#### [SET PROBLEM]
Work out the number of lines containing "organization". Give that number alone.

#### [DATASET RECORDS]
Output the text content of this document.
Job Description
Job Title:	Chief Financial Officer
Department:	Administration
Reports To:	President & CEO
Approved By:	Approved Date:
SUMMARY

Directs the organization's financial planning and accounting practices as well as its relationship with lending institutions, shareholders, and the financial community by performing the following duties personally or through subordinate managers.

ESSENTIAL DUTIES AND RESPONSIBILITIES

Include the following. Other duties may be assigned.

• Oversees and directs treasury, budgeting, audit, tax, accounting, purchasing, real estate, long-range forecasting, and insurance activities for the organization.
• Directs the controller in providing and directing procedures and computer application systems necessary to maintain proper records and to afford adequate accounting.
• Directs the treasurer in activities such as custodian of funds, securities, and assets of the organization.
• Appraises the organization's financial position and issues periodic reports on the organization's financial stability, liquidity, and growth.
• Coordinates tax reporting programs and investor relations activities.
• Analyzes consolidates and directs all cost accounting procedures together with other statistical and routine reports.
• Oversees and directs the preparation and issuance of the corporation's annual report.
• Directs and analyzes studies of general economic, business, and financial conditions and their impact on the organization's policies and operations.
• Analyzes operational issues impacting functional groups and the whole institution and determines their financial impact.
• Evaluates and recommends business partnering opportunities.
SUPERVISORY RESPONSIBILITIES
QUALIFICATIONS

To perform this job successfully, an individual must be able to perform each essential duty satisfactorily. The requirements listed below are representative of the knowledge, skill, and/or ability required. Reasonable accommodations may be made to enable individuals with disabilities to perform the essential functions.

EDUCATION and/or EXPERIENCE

==

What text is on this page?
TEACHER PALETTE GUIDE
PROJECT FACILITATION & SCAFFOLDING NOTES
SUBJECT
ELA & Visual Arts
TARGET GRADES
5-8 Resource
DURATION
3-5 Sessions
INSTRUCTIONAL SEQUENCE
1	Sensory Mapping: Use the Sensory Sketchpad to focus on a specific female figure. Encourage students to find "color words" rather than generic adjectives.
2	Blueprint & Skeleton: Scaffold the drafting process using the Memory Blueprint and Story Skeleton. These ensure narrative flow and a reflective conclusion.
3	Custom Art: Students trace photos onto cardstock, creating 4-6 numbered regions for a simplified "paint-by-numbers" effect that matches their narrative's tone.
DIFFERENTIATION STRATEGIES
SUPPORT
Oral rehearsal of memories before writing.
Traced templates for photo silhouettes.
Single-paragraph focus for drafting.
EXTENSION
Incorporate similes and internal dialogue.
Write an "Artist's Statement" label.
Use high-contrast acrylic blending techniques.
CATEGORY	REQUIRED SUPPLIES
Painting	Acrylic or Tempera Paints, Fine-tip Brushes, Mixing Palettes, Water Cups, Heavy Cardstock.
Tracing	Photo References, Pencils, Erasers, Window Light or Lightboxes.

#### [TASK RESULT]
5